Lay out every line of the listing below as a Markdown table with the columns Row and Line, numbering the rows in order and leaving out blank lines.

════════════════════

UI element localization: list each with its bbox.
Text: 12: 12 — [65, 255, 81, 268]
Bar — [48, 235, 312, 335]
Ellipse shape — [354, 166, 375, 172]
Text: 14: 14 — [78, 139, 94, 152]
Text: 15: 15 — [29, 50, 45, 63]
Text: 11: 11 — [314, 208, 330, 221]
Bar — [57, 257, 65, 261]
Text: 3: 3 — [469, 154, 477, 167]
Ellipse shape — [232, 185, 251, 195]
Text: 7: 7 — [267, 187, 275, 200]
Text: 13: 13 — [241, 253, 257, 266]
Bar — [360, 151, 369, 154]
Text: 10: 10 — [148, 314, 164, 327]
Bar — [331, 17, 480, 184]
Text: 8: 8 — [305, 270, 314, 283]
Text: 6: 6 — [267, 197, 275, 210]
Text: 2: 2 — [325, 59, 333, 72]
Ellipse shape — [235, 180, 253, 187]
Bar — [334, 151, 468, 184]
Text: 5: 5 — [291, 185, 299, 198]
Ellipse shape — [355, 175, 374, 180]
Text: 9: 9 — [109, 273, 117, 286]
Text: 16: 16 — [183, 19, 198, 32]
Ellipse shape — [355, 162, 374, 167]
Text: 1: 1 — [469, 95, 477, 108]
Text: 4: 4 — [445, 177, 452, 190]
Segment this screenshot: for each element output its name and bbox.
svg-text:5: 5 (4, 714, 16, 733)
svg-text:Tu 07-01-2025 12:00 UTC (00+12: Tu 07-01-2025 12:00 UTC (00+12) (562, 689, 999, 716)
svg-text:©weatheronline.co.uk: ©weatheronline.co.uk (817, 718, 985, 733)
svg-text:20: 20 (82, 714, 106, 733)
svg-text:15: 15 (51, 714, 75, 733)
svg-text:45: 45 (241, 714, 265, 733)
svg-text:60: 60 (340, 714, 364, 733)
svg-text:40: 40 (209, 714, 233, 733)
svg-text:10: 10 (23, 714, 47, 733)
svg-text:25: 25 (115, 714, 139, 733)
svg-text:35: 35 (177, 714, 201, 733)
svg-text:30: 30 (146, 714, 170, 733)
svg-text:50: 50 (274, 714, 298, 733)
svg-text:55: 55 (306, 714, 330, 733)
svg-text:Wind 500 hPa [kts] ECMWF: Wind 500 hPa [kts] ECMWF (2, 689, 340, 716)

════════════════════

Solution for this task:
| Row | Line |
|---|---|
| 1 | UI element localization: list each with its bbox. |
| 2 | Text: 12: 12 — [65, 255, 81, 268] |
| 3 | Bar — [48, 235, 312, 335] |
| 4 | Ellipse shape — [354, 166, 375, 172] |
| 5 | Text: 14: 14 — [78, 139, 94, 152] |
| 6 | Text: 15: 15 — [29, 50, 45, 63] |
| 7 | Text: 11: 11 — [314, 208, 330, 221] |
| 8 | Bar — [57, 257, 65, 261] |
| 9 | Text: 3: 3 — [469, 154, 477, 167] |
| 10 | Ellipse shape — [232, 185, 251, 195] |
| 11 | Text: 7: 7 — [267, 187, 275, 200] |
| 12 | Text: 13: 13 — [241, 253, 257, 266] |
| 13 | Bar — [360, 151, 369, 154] |
| 14 | Text: 10: 10 — [148, 314, 164, 327] |
| 15 | Bar — [331, 17, 480, 184] |
| 16 | Text: 8: 8 — [305, 270, 314, 283] |
| 17 | Text: 6: 6 — [267, 197, 275, 210] |
| 18 | Text: 2: 2 — [325, 59, 333, 72] |
| 19 | Ellipse shape — [235, 180, 253, 187] |
| 20 | Bar — [334, 151, 468, 184] |
| 21 | Text: 5: 5 — [291, 185, 299, 198] |
| 22 | Ellipse shape — [355, 175, 374, 180] |
| 23 | Text: 9: 9 — [109, 273, 117, 286] |
| 24 | Text: 16: 16 — [183, 19, 198, 32] |
| 25 | Ellipse shape — [355, 162, 374, 167] |
| 26 | Text: 1: 1 — [469, 95, 477, 108] |
| 27 | Text: 4: 4 — [445, 177, 452, 190] |
| 28 | Segment this screenshot: for each element output its name and bbox. |
| 29 | svg-text:5: 5 (4, 714, 16, 733) |
| 30 | svg-text:Tu 07-01-2025 12:00 UTC (00+12: Tu 07-01-2025 12:00 UTC (00+12) (562, 689, 999, 716) |
| 31 | svg-text:©weatheronline.co.uk: ©weatheronline.co.uk (817, 718, 985, 733) |
| 32 | svg-text:20: 20 (82, 714, 106, 733) |
| 33 | svg-text:15: 15 (51, 714, 75, 733) |
| 34 | svg-text:45: 45 (241, 714, 265, 733) |
| 35 | svg-text:60: 60 (340, 714, 364, 733) |
| 36 | svg-text:40: 40 (209, 714, 233, 733) |
| 37 | svg-text:10: 10 (23, 714, 47, 733) |
| 38 | svg-text:25: 25 (115, 714, 139, 733) |
| 39 | svg-text:35: 35 (177, 714, 201, 733) |
| 40 | svg-text:30: 30 (146, 714, 170, 733) |
| 41 | svg-text:50: 50 (274, 714, 298, 733) |
| 42 | svg-text:55: 55 (306, 714, 330, 733) |
| 43 | svg-text:Wind 500 hPa [kts] ECMWF: Wind 500 hPa [kts] ECMWF (2, 689, 340, 716) |